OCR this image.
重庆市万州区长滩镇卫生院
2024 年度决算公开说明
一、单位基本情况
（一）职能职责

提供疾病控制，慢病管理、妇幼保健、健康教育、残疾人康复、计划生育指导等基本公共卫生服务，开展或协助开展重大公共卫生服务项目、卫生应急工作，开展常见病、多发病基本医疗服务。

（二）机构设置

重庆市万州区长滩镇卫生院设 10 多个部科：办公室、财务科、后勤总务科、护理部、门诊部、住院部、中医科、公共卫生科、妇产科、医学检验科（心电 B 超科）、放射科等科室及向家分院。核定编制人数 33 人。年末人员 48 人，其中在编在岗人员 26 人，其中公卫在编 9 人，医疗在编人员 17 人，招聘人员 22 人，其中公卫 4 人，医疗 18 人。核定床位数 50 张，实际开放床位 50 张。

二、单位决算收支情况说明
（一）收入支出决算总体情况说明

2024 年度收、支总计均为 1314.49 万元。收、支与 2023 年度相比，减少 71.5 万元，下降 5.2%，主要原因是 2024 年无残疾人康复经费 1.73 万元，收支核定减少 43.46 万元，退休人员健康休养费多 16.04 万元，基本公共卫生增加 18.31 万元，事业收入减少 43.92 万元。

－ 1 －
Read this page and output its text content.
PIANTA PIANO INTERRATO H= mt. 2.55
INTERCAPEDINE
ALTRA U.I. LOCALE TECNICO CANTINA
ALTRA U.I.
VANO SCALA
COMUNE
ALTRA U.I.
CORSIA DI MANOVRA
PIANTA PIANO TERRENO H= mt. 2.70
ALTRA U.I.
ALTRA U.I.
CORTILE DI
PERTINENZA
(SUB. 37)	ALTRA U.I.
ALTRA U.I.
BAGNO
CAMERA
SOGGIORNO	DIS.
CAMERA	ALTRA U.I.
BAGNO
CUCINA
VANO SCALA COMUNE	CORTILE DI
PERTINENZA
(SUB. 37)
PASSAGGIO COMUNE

## Problem requirements
Give again, word for word, every line from the one holding "Read this page and output its text content." to the end of the data.

## Solution below
Read this page and output its text content.
PIANTA PIANO INTERRATO H= mt. 2.55
INTERCAPEDINE
ALTRA U.I. LOCALE TECNICO CANTINA
ALTRA U.I.
VANO SCALA
COMUNE
ALTRA U.I.
CORSIA DI MANOVRA
PIANTA PIANO TERRENO H= mt. 2.70
ALTRA U.I.
ALTRA U.I.
CORTILE DI
PERTINENZA
(SUB. 37)	ALTRA U.I.
ALTRA U.I.
BAGNO
CAMERA
SOGGIORNO	DIS.
CAMERA	ALTRA U.I.
BAGNO
CUCINA
VANO SCALA COMUNE	CORTILE DI
PERTINENZA
(SUB. 37)
PASSAGGIO COMUNE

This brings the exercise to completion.